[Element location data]
^^^^^^^^

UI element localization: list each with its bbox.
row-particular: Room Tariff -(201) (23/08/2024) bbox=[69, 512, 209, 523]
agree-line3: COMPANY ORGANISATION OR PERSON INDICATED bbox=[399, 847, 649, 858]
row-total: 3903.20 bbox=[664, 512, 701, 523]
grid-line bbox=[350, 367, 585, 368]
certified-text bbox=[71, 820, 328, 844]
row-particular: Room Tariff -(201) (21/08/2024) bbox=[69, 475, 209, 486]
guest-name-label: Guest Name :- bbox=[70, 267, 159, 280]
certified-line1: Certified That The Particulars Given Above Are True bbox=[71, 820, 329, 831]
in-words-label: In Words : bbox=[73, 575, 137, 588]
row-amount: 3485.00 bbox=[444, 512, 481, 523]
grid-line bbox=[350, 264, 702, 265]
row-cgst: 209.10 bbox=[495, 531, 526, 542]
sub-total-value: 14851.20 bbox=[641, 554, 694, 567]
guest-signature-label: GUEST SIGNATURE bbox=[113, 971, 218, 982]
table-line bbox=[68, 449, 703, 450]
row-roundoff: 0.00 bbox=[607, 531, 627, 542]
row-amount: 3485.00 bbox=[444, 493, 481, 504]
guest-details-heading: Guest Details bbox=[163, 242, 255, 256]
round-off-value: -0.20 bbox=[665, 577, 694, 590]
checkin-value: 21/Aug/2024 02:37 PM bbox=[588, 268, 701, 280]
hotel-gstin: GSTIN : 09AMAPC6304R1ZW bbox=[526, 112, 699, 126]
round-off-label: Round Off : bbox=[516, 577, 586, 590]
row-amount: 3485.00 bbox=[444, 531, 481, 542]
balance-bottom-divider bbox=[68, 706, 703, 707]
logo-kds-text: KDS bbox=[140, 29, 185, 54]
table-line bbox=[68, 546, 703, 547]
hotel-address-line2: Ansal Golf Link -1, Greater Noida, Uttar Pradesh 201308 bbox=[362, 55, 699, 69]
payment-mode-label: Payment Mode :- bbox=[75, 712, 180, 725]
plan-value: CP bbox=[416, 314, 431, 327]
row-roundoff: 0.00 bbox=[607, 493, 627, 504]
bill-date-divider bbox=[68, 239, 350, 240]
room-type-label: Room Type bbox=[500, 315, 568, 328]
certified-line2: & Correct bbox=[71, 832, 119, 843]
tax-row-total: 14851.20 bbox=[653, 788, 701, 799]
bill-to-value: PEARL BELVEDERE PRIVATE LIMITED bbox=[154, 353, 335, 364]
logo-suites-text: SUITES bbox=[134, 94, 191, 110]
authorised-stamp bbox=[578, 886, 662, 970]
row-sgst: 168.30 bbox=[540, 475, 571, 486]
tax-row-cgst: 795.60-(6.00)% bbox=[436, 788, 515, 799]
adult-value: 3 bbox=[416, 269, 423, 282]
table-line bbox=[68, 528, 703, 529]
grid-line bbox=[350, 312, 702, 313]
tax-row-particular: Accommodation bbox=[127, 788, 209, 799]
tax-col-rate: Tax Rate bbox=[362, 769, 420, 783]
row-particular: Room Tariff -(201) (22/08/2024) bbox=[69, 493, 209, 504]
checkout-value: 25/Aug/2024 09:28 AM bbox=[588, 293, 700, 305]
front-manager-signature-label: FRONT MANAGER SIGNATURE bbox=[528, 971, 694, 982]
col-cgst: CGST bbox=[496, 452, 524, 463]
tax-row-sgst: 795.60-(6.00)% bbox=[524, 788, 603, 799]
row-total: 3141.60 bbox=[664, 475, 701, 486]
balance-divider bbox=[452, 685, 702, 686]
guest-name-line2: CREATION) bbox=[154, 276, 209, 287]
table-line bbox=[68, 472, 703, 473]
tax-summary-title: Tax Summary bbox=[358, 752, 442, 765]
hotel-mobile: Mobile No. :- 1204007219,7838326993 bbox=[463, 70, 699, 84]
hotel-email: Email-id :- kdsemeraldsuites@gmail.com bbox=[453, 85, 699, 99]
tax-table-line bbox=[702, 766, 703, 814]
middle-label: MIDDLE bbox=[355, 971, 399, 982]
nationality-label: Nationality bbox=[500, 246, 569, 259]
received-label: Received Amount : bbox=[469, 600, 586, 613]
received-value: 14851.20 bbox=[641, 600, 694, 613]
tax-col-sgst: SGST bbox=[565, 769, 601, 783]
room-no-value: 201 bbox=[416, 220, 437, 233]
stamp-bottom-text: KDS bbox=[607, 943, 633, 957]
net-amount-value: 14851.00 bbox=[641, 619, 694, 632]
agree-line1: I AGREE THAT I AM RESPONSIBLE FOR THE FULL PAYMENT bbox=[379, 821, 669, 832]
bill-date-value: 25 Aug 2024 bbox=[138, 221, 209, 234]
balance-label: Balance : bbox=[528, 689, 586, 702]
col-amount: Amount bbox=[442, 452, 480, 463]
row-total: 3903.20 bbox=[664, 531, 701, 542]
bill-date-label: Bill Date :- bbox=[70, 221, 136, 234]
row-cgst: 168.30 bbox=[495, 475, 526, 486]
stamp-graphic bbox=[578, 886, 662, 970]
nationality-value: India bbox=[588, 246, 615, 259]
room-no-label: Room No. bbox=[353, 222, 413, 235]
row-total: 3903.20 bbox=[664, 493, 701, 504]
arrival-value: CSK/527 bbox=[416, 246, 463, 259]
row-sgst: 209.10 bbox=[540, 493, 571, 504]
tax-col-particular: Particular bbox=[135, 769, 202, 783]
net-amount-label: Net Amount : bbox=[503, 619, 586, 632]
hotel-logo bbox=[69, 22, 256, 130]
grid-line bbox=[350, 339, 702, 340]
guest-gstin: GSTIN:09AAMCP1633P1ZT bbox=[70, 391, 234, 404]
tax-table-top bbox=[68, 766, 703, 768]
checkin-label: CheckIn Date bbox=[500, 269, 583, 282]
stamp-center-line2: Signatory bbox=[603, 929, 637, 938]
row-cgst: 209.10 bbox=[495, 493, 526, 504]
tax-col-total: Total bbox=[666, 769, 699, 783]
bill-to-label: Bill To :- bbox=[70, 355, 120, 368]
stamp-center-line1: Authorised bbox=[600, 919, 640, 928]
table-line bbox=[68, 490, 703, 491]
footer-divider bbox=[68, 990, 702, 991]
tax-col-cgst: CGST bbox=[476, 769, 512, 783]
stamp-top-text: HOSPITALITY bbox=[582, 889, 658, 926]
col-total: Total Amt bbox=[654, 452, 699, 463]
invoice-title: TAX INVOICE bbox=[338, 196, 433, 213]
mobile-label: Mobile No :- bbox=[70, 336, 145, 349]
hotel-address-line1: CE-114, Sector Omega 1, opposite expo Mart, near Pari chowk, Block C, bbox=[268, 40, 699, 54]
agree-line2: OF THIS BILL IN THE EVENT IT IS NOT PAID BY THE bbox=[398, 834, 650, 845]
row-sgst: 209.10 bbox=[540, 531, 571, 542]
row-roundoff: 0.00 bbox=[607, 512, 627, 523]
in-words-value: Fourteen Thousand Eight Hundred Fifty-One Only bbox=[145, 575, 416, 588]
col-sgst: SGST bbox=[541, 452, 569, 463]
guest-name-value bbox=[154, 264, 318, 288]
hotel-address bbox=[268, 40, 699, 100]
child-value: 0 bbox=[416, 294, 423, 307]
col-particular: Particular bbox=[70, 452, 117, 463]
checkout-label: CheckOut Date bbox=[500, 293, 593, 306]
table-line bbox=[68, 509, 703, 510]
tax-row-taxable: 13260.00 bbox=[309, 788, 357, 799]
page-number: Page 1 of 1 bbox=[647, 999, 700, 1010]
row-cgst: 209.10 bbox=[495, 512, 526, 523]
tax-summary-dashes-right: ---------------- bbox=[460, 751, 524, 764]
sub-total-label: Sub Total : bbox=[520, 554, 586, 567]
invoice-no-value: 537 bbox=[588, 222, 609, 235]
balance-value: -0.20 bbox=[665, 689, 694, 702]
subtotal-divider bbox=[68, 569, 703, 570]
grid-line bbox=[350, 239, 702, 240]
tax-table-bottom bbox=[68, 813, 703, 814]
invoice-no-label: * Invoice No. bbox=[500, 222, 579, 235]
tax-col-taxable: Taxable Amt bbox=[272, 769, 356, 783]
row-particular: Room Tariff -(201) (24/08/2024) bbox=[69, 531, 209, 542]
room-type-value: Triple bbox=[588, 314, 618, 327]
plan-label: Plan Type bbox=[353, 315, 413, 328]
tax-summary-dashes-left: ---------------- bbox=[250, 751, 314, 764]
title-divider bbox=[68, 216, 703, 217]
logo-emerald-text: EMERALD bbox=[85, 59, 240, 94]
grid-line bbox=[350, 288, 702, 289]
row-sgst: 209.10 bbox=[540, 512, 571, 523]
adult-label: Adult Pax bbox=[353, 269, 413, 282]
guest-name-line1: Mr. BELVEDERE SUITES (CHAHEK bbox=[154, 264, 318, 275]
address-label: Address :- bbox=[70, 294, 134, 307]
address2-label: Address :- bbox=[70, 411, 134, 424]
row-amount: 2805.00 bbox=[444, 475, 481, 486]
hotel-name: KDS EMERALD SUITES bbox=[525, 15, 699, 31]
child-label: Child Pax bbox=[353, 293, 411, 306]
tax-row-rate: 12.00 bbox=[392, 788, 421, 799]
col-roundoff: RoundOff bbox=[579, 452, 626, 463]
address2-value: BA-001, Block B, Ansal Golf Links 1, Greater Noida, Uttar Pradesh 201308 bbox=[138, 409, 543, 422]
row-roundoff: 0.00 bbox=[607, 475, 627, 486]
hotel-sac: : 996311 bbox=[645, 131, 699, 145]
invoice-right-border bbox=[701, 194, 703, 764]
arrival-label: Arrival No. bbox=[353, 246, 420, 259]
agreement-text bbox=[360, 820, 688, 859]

^^^^^^^^

**Direction**
Can you copy the lines of the listing word for word, beginning with its first line and stopping after the line that contains "guest-signature-label: GUEST SIGNATURE"?

**Final result**
UI element localization: list each with its bbox.
row-particular: Room Tariff -(201) (23/08/2024) bbox=[69, 512, 209, 523]
agree-line3: COMPANY ORGANISATION OR PERSON INDICATED bbox=[399, 847, 649, 858]
row-total: 3903.20 bbox=[664, 512, 701, 523]
grid-line bbox=[350, 367, 585, 368]
certified-text bbox=[71, 820, 328, 844]
row-particular: Room Tariff -(201) (21/08/2024) bbox=[69, 475, 209, 486]
guest-name-label: Guest Name :- bbox=[70, 267, 159, 280]
certified-line1: Certified That The Particulars Given Above Are True bbox=[71, 820, 329, 831]
in-words-label: In Words : bbox=[73, 575, 137, 588]
row-amount: 3485.00 bbox=[444, 512, 481, 523]
grid-line bbox=[350, 264, 702, 265]
row-cgst: 209.10 bbox=[495, 531, 526, 542]
sub-total-value: 14851.20 bbox=[641, 554, 694, 567]
guest-signature-label: GUEST SIGNATURE bbox=[113, 971, 218, 982]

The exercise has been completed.